EXERCISE: Copy exactly the stretch of lines from the one holding "What does this" through the last line of the data below, inclusive. Leave out pictures.
___
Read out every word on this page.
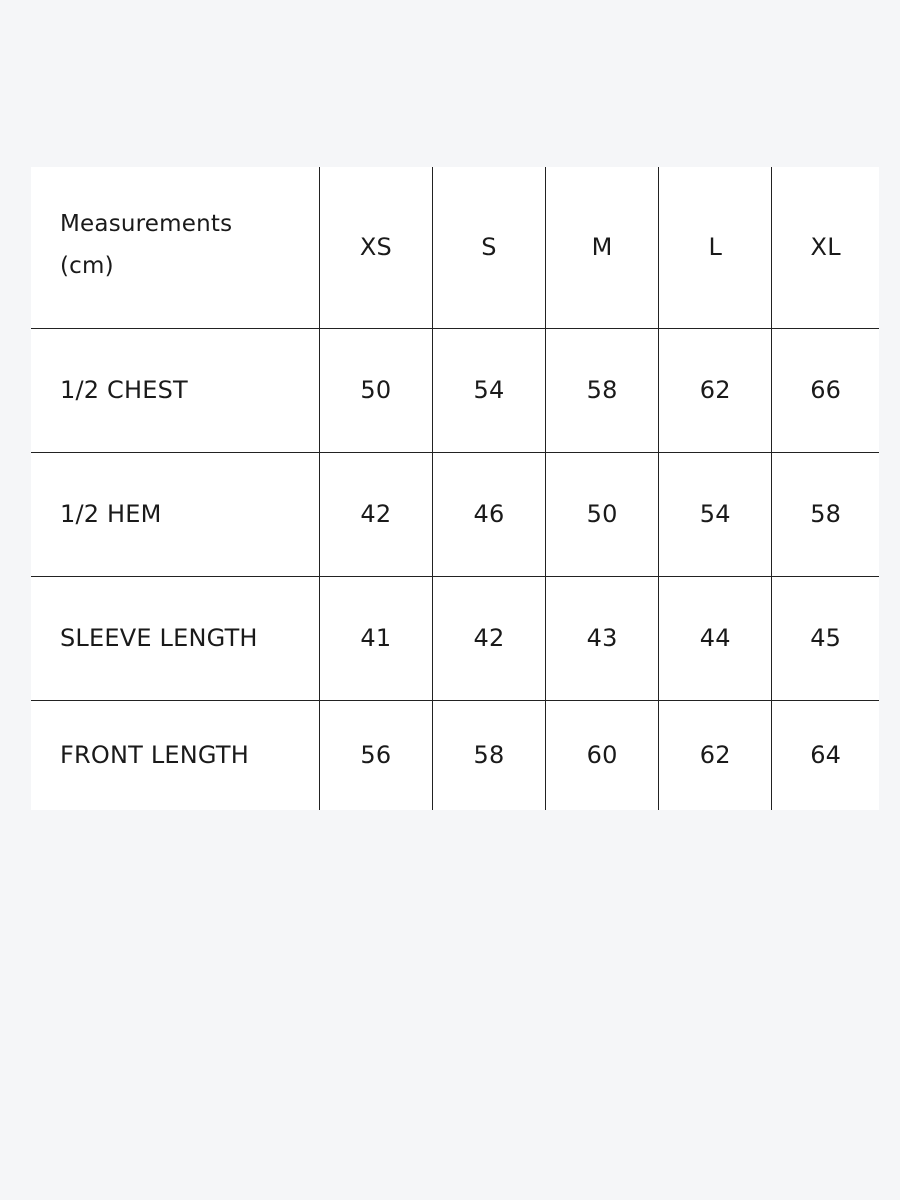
Measurements (cm)	XS	S	M	L	XL
1/2 CHEST	50	54	58	62	66
1/2 HEM	42	46	50	54	58
SLEEVE LENGTH	41	42	43	44	45
FRONT LENGTH	56	58	60	62	64
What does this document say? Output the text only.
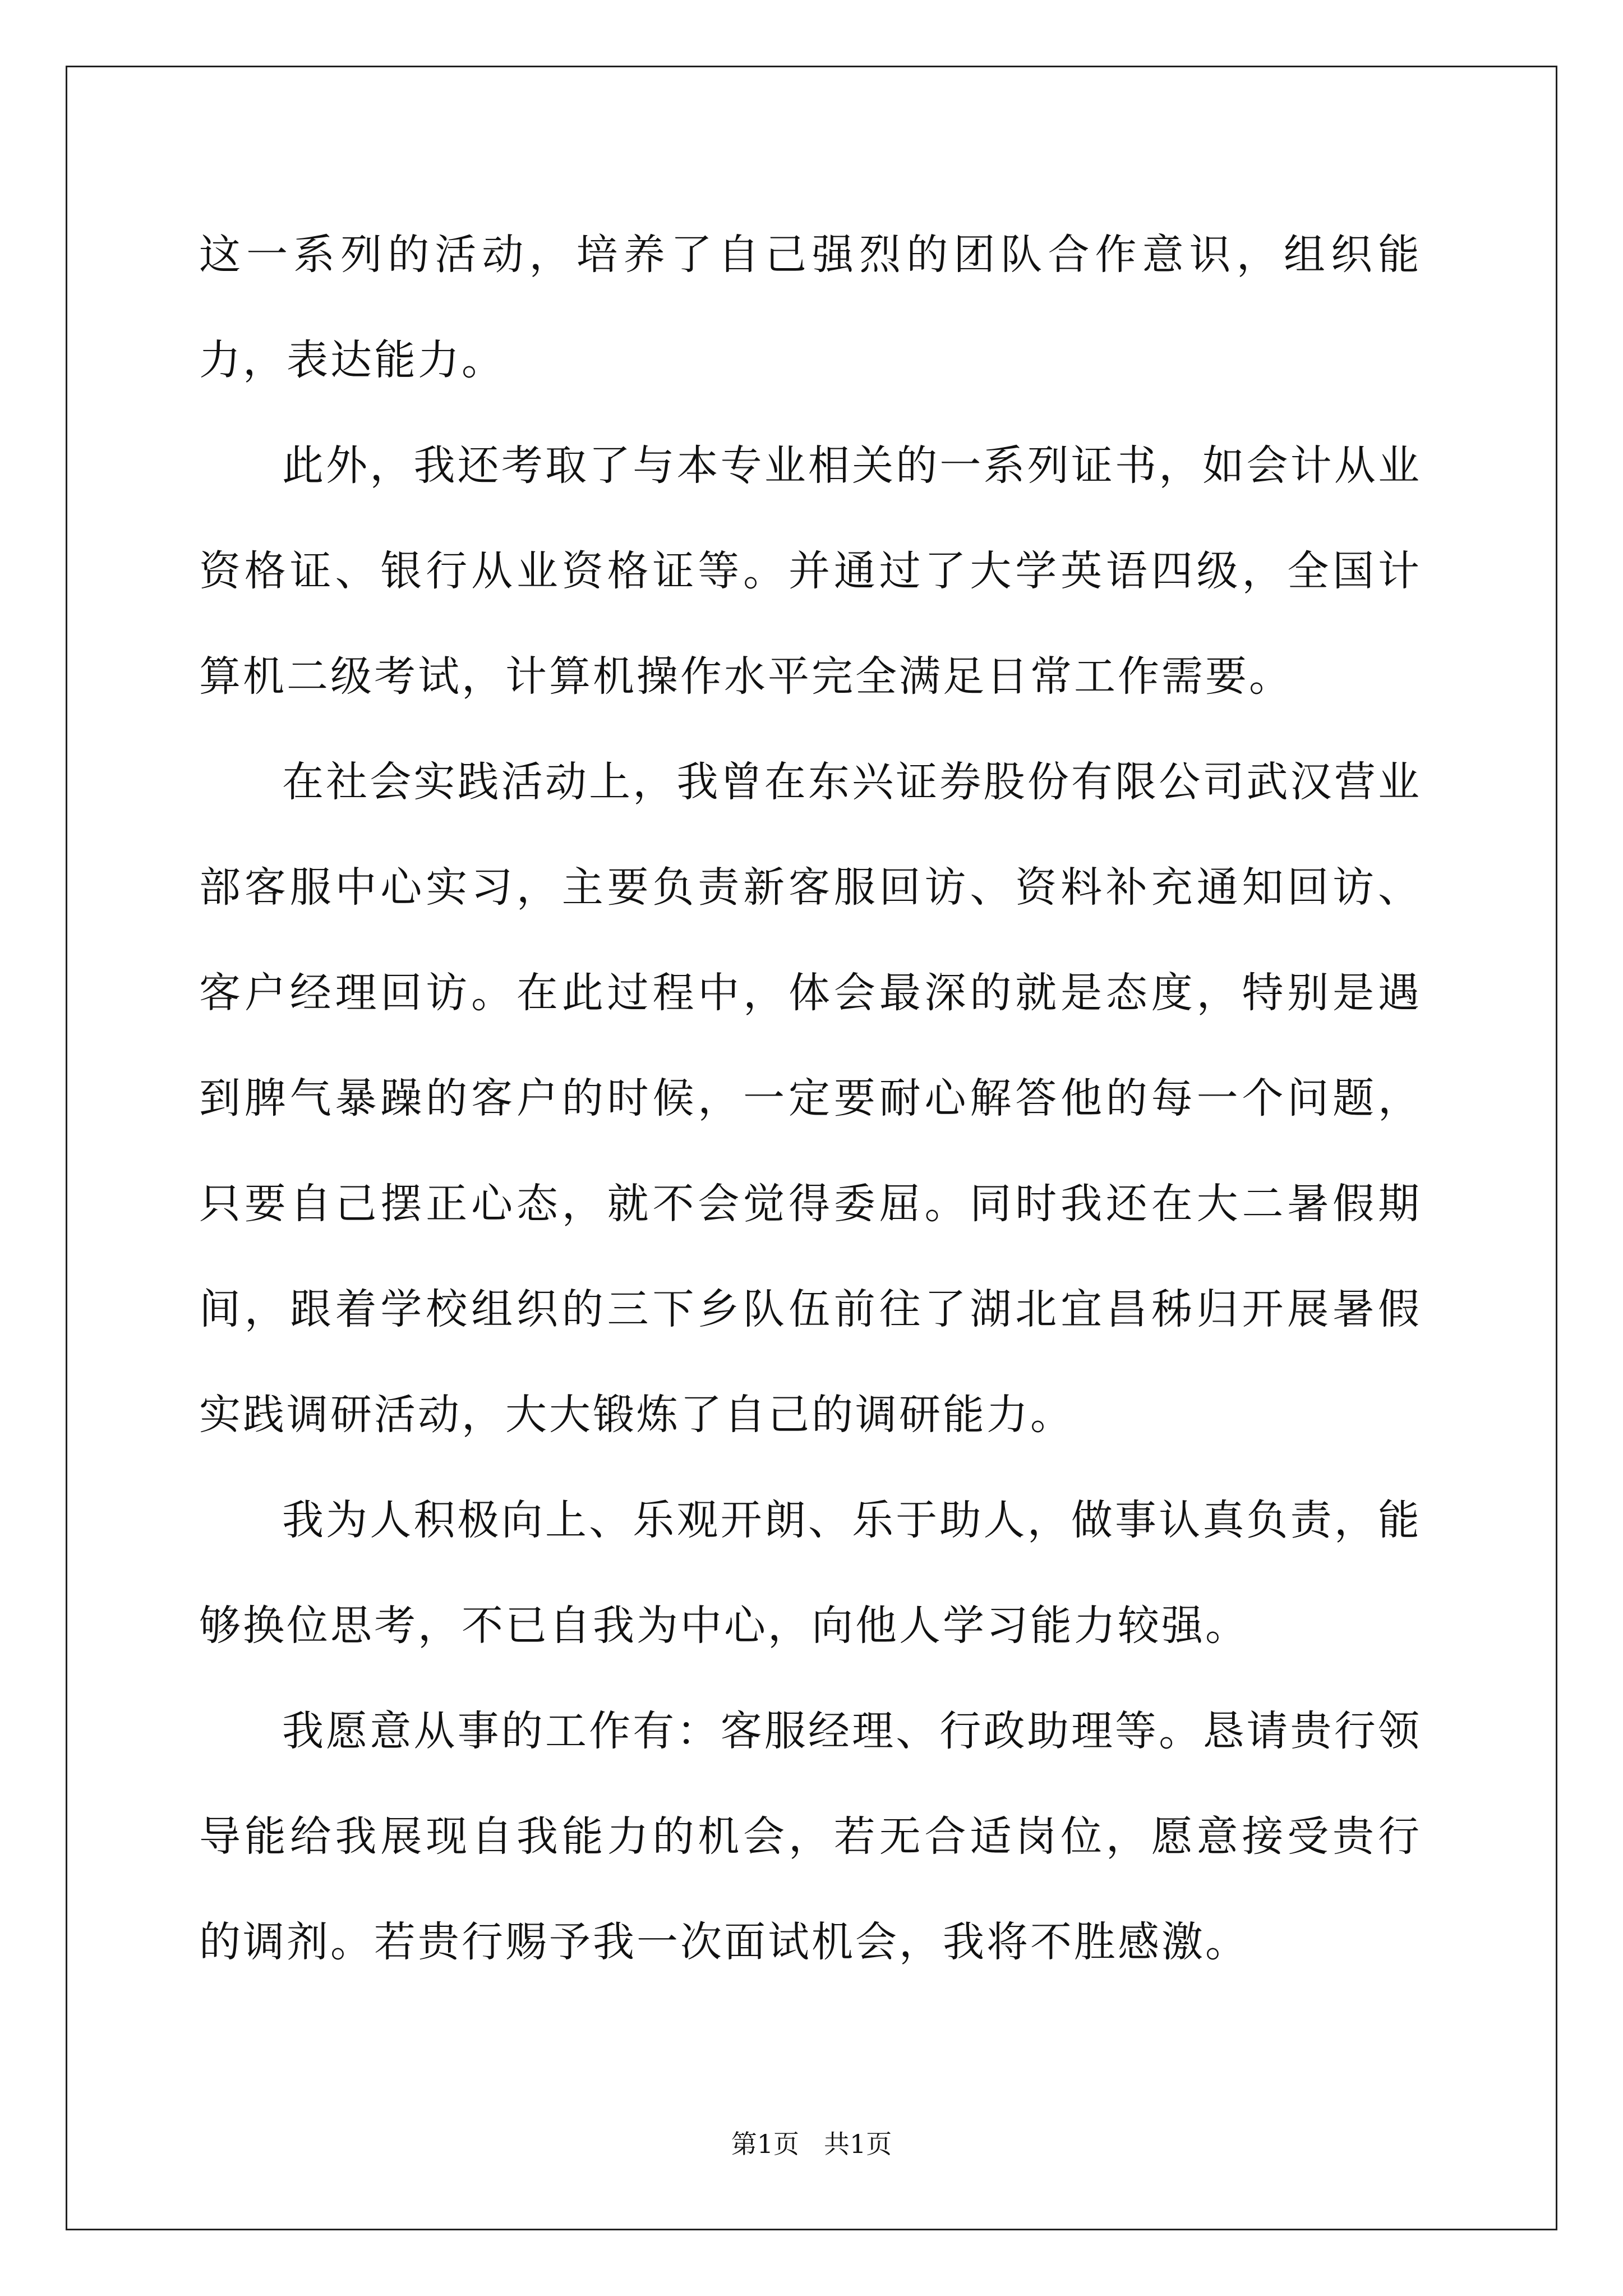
这一系列的活动，培养了自己强烈的团队合作意识，组织能力，表达能力。

此外，我还考取了与本专业相关的一系列证书，如会计从业资格证、银行从业资格证等。并通过了大学英语四级，全国计算机二级考试，计算机操作水平完全满足日常工作需要。

在社会实践活动上，我曾在东兴证券股份有限公司武汉营业部客服中心实习，主要负责新客服回访、资料补充通知回访、客户经理回访。在此过程中，体会最深的就是态度，特别是遇到脾气暴躁的客户的时候，一定要耐心解答他的每一个问题，只要自己摆正心态，就不会觉得委屈。同时我还在大二暑假期间，跟着学校组织的三下乡队伍前往了湖北宜昌秭归开展暑假实践调研活动，大大锻炼了自己的调研能力。

我为人积极向上、乐观开朗、乐于助人，做事认真负责，能够换位思考，不已自我为中心，向他人学习能力较强。

我愿意从事的工作有：客服经理、行政助理等。恳请贵行领导能给我展现自我能力的机会，若无合适岗位，愿意接受贵行的调剂。若贵行赐予我一次面试机会，我将不胜感激。

第1页 共1页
___
COMPLETE ANSWER:
What does this document say? Output the text only.
这一系列的活动，培养了自己强烈的团队合作意识，组织能力，表达能力。

此外，我还考取了与本专业相关的一系列证书，如会计从业资格证、银行从业资格证等。并通过了大学英语四级，全国计算机二级考试，计算机操作水平完全满足日常工作需要。

在社会实践活动上，我曾在东兴证券股份有限公司武汉营业部客服中心实习，主要负责新客服回访、资料补充通知回访、客户经理回访。在此过程中，体会最深的就是态度，特别是遇到脾气暴躁的客户的时候，一定要耐心解答他的每一个问题，只要自己摆正心态，就不会觉得委屈。同时我还在大二暑假期间，跟着学校组织的三下乡队伍前往了湖北宜昌秭归开展暑假实践调研活动，大大锻炼了自己的调研能力。

我为人积极向上、乐观开朗、乐于助人，做事认真负责，能够换位思考，不已自我为中心，向他人学习能力较强。

我愿意从事的工作有：客服经理、行政助理等。恳请贵行领导能给我展现自我能力的机会，若无合适岗位，愿意接受贵行的调剂。若贵行赐予我一次面试机会，我将不胜感激。

第1页 共1页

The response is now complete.